_TO DO:_ Your task is to repeat the listing exactly.

============

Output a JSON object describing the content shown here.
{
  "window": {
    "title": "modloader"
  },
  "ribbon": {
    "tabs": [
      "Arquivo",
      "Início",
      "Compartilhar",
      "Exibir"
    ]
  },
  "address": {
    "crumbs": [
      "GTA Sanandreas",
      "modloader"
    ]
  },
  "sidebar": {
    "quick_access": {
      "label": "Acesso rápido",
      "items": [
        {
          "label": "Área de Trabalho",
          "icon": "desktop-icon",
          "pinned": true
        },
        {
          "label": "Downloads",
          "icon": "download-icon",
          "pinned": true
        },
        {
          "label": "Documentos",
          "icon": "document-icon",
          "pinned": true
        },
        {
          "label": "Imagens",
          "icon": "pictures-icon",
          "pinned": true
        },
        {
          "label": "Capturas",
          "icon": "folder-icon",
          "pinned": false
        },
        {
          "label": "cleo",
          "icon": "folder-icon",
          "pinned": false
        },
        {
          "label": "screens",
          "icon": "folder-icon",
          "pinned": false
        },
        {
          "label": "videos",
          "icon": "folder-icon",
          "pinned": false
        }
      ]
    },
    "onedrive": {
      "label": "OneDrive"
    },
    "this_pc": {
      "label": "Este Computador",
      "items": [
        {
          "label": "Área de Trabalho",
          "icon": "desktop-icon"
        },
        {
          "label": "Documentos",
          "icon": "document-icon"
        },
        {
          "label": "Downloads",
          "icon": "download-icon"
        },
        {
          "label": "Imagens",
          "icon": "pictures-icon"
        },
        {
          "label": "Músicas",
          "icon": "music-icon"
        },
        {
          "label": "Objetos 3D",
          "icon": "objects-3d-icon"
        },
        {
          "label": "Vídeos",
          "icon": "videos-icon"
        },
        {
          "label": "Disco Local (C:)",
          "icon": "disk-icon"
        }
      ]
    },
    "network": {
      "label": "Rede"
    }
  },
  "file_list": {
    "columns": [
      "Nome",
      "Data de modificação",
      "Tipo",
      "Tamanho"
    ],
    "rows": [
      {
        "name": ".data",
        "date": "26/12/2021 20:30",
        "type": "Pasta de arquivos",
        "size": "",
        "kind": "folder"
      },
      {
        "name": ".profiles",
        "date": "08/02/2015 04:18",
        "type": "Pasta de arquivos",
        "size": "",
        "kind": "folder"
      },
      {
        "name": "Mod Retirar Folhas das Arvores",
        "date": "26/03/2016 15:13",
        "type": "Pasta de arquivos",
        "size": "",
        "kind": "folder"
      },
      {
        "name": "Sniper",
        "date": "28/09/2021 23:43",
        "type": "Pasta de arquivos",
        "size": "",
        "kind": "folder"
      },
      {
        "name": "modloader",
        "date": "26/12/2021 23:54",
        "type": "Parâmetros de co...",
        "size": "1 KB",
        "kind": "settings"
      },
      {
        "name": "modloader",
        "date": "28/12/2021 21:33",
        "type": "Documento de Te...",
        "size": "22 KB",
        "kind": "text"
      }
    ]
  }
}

============

_COMPLETED EXERCISE:_
Output a JSON object describing the content shown here.
{
  "window": {
    "title": "modloader"
  },
  "ribbon": {
    "tabs": [
      "Arquivo",
      "Início",
      "Compartilhar",
      "Exibir"
    ]
  },
  "address": {
    "crumbs": [
      "GTA Sanandreas",
      "modloader"
    ]
  },
  "sidebar": {
    "quick_access": {
      "label": "Acesso rápido",
      "items": [
        {
          "label": "Área de Trabalho",
          "icon": "desktop-icon",
          "pinned": true
        },
        {
          "label": "Downloads",
          "icon": "download-icon",
          "pinned": true
        },
        {
          "label": "Documentos",
          "icon": "document-icon",
          "pinned": true
        },
        {
          "label": "Imagens",
          "icon": "pictures-icon",
          "pinned": true
        },
        {
          "label": "Capturas",
          "icon": "folder-icon",
          "pinned": false
        },
        {
          "label": "cleo",
          "icon": "folder-icon",
          "pinned": false
        },
        {
          "label": "screens",
          "icon": "folder-icon",
          "pinned": false
        },
        {
          "label": "videos",
          "icon": "folder-icon",
          "pinned": false
        }
      ]
    },
    "onedrive": {
      "label": "OneDrive"
    },
    "this_pc": {
      "label": "Este Computador",
      "items": [
        {
          "label": "Área de Trabalho",
          "icon": "desktop-icon"
        },
        {
          "label": "Documentos",
          "icon": "document-icon"
        },
        {
          "label": "Downloads",
          "icon": "download-icon"
        },
        {
          "label": "Imagens",
          "icon": "pictures-icon"
        },
        {
          "label": "Músicas",
          "icon": "music-icon"
        },
        {
          "label": "Objetos 3D",
          "icon": "objects-3d-icon"
        },
        {
          "label": "Vídeos",
          "icon": "videos-icon"
        },
        {
          "label": "Disco Local (C:)",
          "icon": "disk-icon"
        }
      ]
    },
    "network": {
      "label": "Rede"
    }
  },
  "file_list": {
    "columns": [
      "Nome",
      "Data de modificação",
      "Tipo",
      "Tamanho"
    ],
    "rows": [
      {
        "name": ".data",
        "date": "26/12/2021 20:30",
        "type": "Pasta de arquivos",
        "size": "",
        "kind": "folder"
      },
      {
        "name": ".profiles",
        "date": "08/02/2015 04:18",
        "type": "Pasta de arquivos",
        "size": "",
        "kind": "folder"
      },
      {
        "name": "Mod Retirar Folhas das Arvores",
        "date": "26/03/2016 15:13",
        "type": "Pasta de arquivos",
        "size": "",
        "kind": "folder"
      },
      {
        "name": "Sniper",
        "date": "28/09/2021 23:43",
        "type": "Pasta de arquivos",
        "size": "",
        "kind": "folder"
      },
      {
        "name": "modloader",
        "date": "26/12/2021 23:54",
        "type": "Parâmetros de co...",
        "size": "1 KB",
        "kind": "settings"
      },
      {
        "name": "modloader",
        "date": "28/12/2021 21:33",
        "type": "Documento de Te...",
        "size": "22 KB",
        "kind": "text"
      }
    ]
  }
}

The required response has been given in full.